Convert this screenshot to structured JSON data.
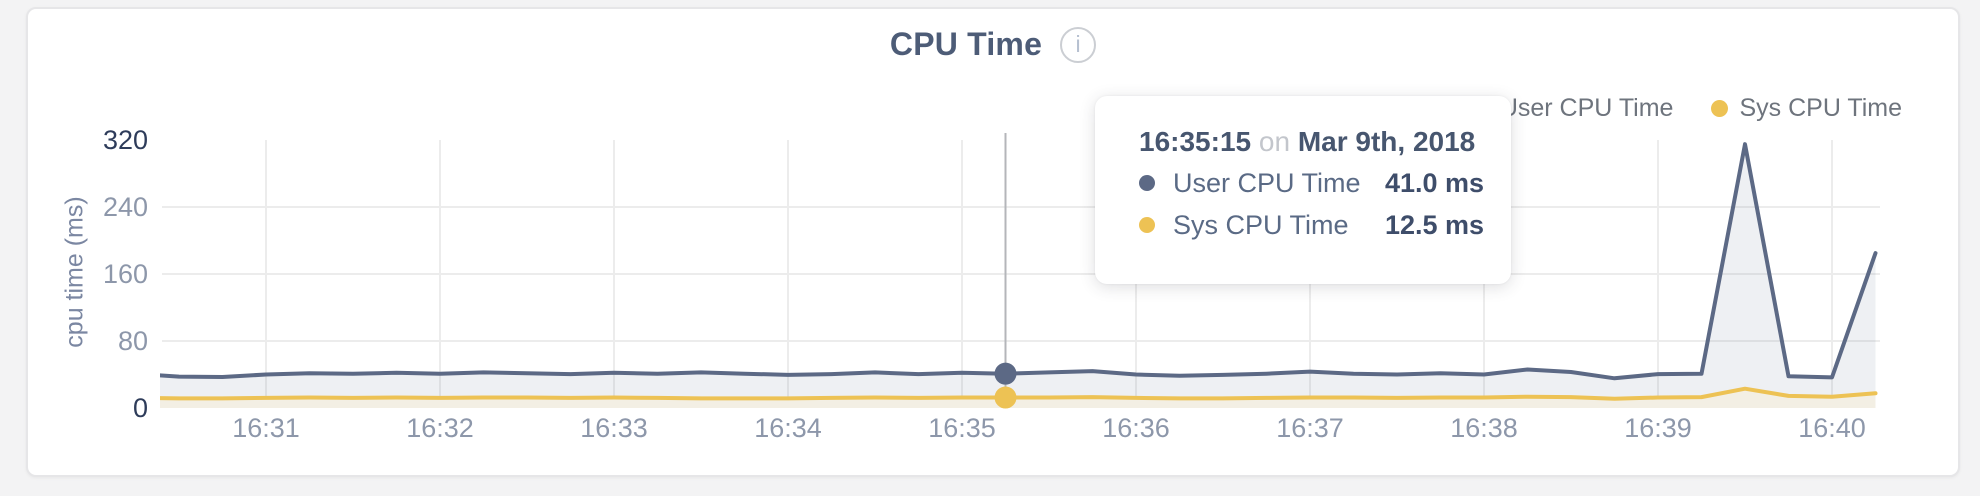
{
  "header": {
    "title": "CPU Time",
    "info_icon_glyph": "i"
  },
  "legend": {
    "items": [
      {
        "label": "User CPU Time",
        "color": "#5c6985"
      },
      {
        "label": "Sys CPU Time",
        "color": "#edc254"
      }
    ]
  },
  "tooltip": {
    "time": "16:35:15",
    "preposition": "on",
    "date": "Mar 9th, 2018",
    "rows": [
      {
        "label": "User CPU Time",
        "value": "41.0 ms",
        "color": "#5c6985"
      },
      {
        "label": "Sys CPU Time",
        "value": "12.5 ms",
        "color": "#edc254"
      }
    ]
  },
  "chart_data": {
    "type": "area",
    "title": "CPU Time",
    "ylabel": "cpu time (ms)",
    "ylim": [
      0,
      320
    ],
    "grid": "on",
    "legend_position": "top-right",
    "x_unit": "seconds after 16:30:00 on Mar 9th, 2018",
    "y_ticks": [
      {
        "v": 0,
        "label": "0",
        "emphasized": true
      },
      {
        "v": 80,
        "label": "80",
        "emphasized": false
      },
      {
        "v": 160,
        "label": "160",
        "emphasized": false
      },
      {
        "v": 240,
        "label": "240",
        "emphasized": false
      },
      {
        "v": 320,
        "label": "320",
        "emphasized": true
      }
    ],
    "x_ticks": [
      {
        "t": 60,
        "label": "16:31"
      },
      {
        "t": 120,
        "label": "16:32"
      },
      {
        "t": 180,
        "label": "16:33"
      },
      {
        "t": 240,
        "label": "16:34"
      },
      {
        "t": 300,
        "label": "16:35"
      },
      {
        "t": 360,
        "label": "16:36"
      },
      {
        "t": 420,
        "label": "16:37"
      },
      {
        "t": 480,
        "label": "16:38"
      },
      {
        "t": 540,
        "label": "16:39"
      },
      {
        "t": 600,
        "label": "16:40"
      }
    ],
    "series": [
      {
        "name": "User CPU Time",
        "color": "#5c6985",
        "fill": "rgba(92,105,134,0.10)",
        "points": [
          [
            15,
            41
          ],
          [
            30,
            37.5
          ],
          [
            45,
            37
          ],
          [
            60,
            40
          ],
          [
            75,
            41.5
          ],
          [
            90,
            41
          ],
          [
            105,
            42
          ],
          [
            120,
            41
          ],
          [
            135,
            42.5
          ],
          [
            150,
            41.5
          ],
          [
            165,
            40.5
          ],
          [
            180,
            42
          ],
          [
            195,
            41
          ],
          [
            210,
            42.5
          ],
          [
            225,
            41
          ],
          [
            240,
            39.5
          ],
          [
            255,
            40.5
          ],
          [
            270,
            42.5
          ],
          [
            285,
            40.5
          ],
          [
            300,
            42
          ],
          [
            315,
            41
          ],
          [
            330,
            42.5
          ],
          [
            345,
            44
          ],
          [
            360,
            40
          ],
          [
            375,
            38.5
          ],
          [
            390,
            39.5
          ],
          [
            405,
            41
          ],
          [
            420,
            43.5
          ],
          [
            435,
            41
          ],
          [
            450,
            40
          ],
          [
            465,
            41.5
          ],
          [
            480,
            40
          ],
          [
            495,
            46
          ],
          [
            510,
            43
          ],
          [
            525,
            35.5
          ],
          [
            540,
            40.5
          ],
          [
            555,
            41
          ],
          [
            570,
            315
          ],
          [
            585,
            38
          ],
          [
            600,
            36.5
          ],
          [
            615,
            185
          ]
        ]
      },
      {
        "name": "Sys CPU Time",
        "color": "#edc254",
        "fill": "#f3efe4",
        "points": [
          [
            15,
            12
          ],
          [
            30,
            11.5
          ],
          [
            45,
            11.5
          ],
          [
            60,
            12
          ],
          [
            75,
            12.5
          ],
          [
            90,
            12
          ],
          [
            105,
            12.5
          ],
          [
            120,
            12
          ],
          [
            135,
            12.5
          ],
          [
            150,
            12.5
          ],
          [
            165,
            12
          ],
          [
            180,
            12.5
          ],
          [
            195,
            12
          ],
          [
            210,
            11.5
          ],
          [
            225,
            11.5
          ],
          [
            240,
            11.5
          ],
          [
            255,
            12
          ],
          [
            270,
            12.5
          ],
          [
            285,
            12
          ],
          [
            300,
            12.5
          ],
          [
            315,
            12.5
          ],
          [
            330,
            12.5
          ],
          [
            345,
            13
          ],
          [
            360,
            12
          ],
          [
            375,
            11.5
          ],
          [
            390,
            11.5
          ],
          [
            405,
            12
          ],
          [
            420,
            12.5
          ],
          [
            435,
            12.5
          ],
          [
            450,
            12
          ],
          [
            465,
            12.5
          ],
          [
            480,
            12.5
          ],
          [
            495,
            13.5
          ],
          [
            510,
            13
          ],
          [
            525,
            11
          ],
          [
            540,
            12.5
          ],
          [
            555,
            13
          ],
          [
            570,
            23
          ],
          [
            585,
            14.5
          ],
          [
            600,
            13.5
          ],
          [
            615,
            17.5
          ]
        ]
      }
    ],
    "highlight": {
      "t": 315,
      "time": "16:35:15",
      "date": "Mar 9th, 2018",
      "user_cpu_ms": 41.0,
      "sys_cpu_ms": 12.5
    },
    "colors": {
      "grid": "#ececec",
      "crosshair": "#b4b6ba",
      "tick_label": "#8d97aa",
      "tick_label_emphasized": "#2e3c5a"
    }
  }
}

REQUIRED TASK: Without including any pictures, print all of the material exactly as given.

FINAL RESULT:
Convert this screenshot to structured JSON data.
{
  "header": {
    "title": "CPU Time",
    "info_icon_glyph": "i"
  },
  "legend": {
    "items": [
      {
        "label": "User CPU Time",
        "color": "#5c6985"
      },
      {
        "label": "Sys CPU Time",
        "color": "#edc254"
      }
    ]
  },
  "tooltip": {
    "time": "16:35:15",
    "preposition": "on",
    "date": "Mar 9th, 2018",
    "rows": [
      {
        "label": "User CPU Time",
        "value": "41.0 ms",
        "color": "#5c6985"
      },
      {
        "label": "Sys CPU Time",
        "value": "12.5 ms",
        "color": "#edc254"
      }
    ]
  },
  "chart_data": {
    "type": "area",
    "title": "CPU Time",
    "ylabel": "cpu time (ms)",
    "ylim": [
      0,
      320
    ],
    "grid": "on",
    "legend_position": "top-right",
    "x_unit": "seconds after 16:30:00 on Mar 9th, 2018",
    "y_ticks": [
      {
        "v": 0,
        "label": "0",
        "emphasized": true
      },
      {
        "v": 80,
        "label": "80",
        "emphasized": false
      },
      {
        "v": 160,
        "label": "160",
        "emphasized": false
      },
      {
        "v": 240,
        "label": "240",
        "emphasized": false
      },
      {
        "v": 320,
        "label": "320",
        "emphasized": true
      }
    ],
    "x_ticks": [
      {
        "t": 60,
        "label": "16:31"
      },
      {
        "t": 120,
        "label": "16:32"
      },
      {
        "t": 180,
        "label": "16:33"
      },
      {
        "t": 240,
        "label": "16:34"
      },
      {
        "t": 300,
        "label": "16:35"
      },
      {
        "t": 360,
        "label": "16:36"
      },
      {
        "t": 420,
        "label": "16:37"
      },
      {
        "t": 480,
        "label": "16:38"
      },
      {
        "t": 540,
        "label": "16:39"
      },
      {
        "t": 600,
        "label": "16:40"
      }
    ],
    "series": [
      {
        "name": "User CPU Time",
        "color": "#5c6985",
        "fill": "rgba(92,105,134,0.10)",
        "points": [
          [
            15,
            41
          ],
          [
            30,
            37.5
          ],
          [
            45,
            37
          ],
          [
            60,
            40
          ],
          [
            75,
            41.5
          ],
          [
            90,
            41
          ],
          [
            105,
            42
          ],
          [
            120,
            41
          ],
          [
            135,
            42.5
          ],
          [
            150,
            41.5
          ],
          [
            165,
            40.5
          ],
          [
            180,
            42
          ],
          [
            195,
            41
          ],
          [
            210,
            42.5
          ],
          [
            225,
            41
          ],
          [
            240,
            39.5
          ],
          [
            255,
            40.5
          ],
          [
            270,
            42.5
          ],
          [
            285,
            40.5
          ],
          [
            300,
            42
          ],
          [
            315,
            41
          ],
          [
            330,
            42.5
          ],
          [
            345,
            44
          ],
          [
            360,
            40
          ],
          [
            375,
            38.5
          ],
          [
            390,
            39.5
          ],
          [
            405,
            41
          ],
          [
            420,
            43.5
          ],
          [
            435,
            41
          ],
          [
            450,
            40
          ],
          [
            465,
            41.5
          ],
          [
            480,
            40
          ],
          [
            495,
            46
          ],
          [
            510,
            43
          ],
          [
            525,
            35.5
          ],
          [
            540,
            40.5
          ],
          [
            555,
            41
          ],
          [
            570,
            315
          ],
          [
            585,
            38
          ],
          [
            600,
            36.5
          ],
          [
            615,
            185
          ]
        ]
      },
      {
        "name": "Sys CPU Time",
        "color": "#edc254",
        "fill": "#f3efe4",
        "points": [
          [
            15,
            12
          ],
          [
            30,
            11.5
          ],
          [
            45,
            11.5
          ],
          [
            60,
            12
          ],
          [
            75,
            12.5
          ],
          [
            90,
            12
          ],
          [
            105,
            12.5
          ],
          [
            120,
            12
          ],
          [
            135,
            12.5
          ],
          [
            150,
            12.5
          ],
          [
            165,
            12
          ],
          [
            180,
            12.5
          ],
          [
            195,
            12
          ],
          [
            210,
            11.5
          ],
          [
            225,
            11.5
          ],
          [
            240,
            11.5
          ],
          [
            255,
            12
          ],
          [
            270,
            12.5
          ],
          [
            285,
            12
          ],
          [
            300,
            12.5
          ],
          [
            315,
            12.5
          ],
          [
            330,
            12.5
          ],
          [
            345,
            13
          ],
          [
            360,
            12
          ],
          [
            375,
            11.5
          ],
          [
            390,
            11.5
          ],
          [
            405,
            12
          ],
          [
            420,
            12.5
          ],
          [
            435,
            12.5
          ],
          [
            450,
            12
          ],
          [
            465,
            12.5
          ],
          [
            480,
            12.5
          ],
          [
            495,
            13.5
          ],
          [
            510,
            13
          ],
          [
            525,
            11
          ],
          [
            540,
            12.5
          ],
          [
            555,
            13
          ],
          [
            570,
            23
          ],
          [
            585,
            14.5
          ],
          [
            600,
            13.5
          ],
          [
            615,
            17.5
          ]
        ]
      }
    ],
    "highlight": {
      "t": 315,
      "time": "16:35:15",
      "date": "Mar 9th, 2018",
      "user_cpu_ms": 41.0,
      "sys_cpu_ms": 12.5
    },
    "colors": {
      "grid": "#ececec",
      "crosshair": "#b4b6ba",
      "tick_label": "#8d97aa",
      "tick_label_emphasized": "#2e3c5a"
    }
  }
}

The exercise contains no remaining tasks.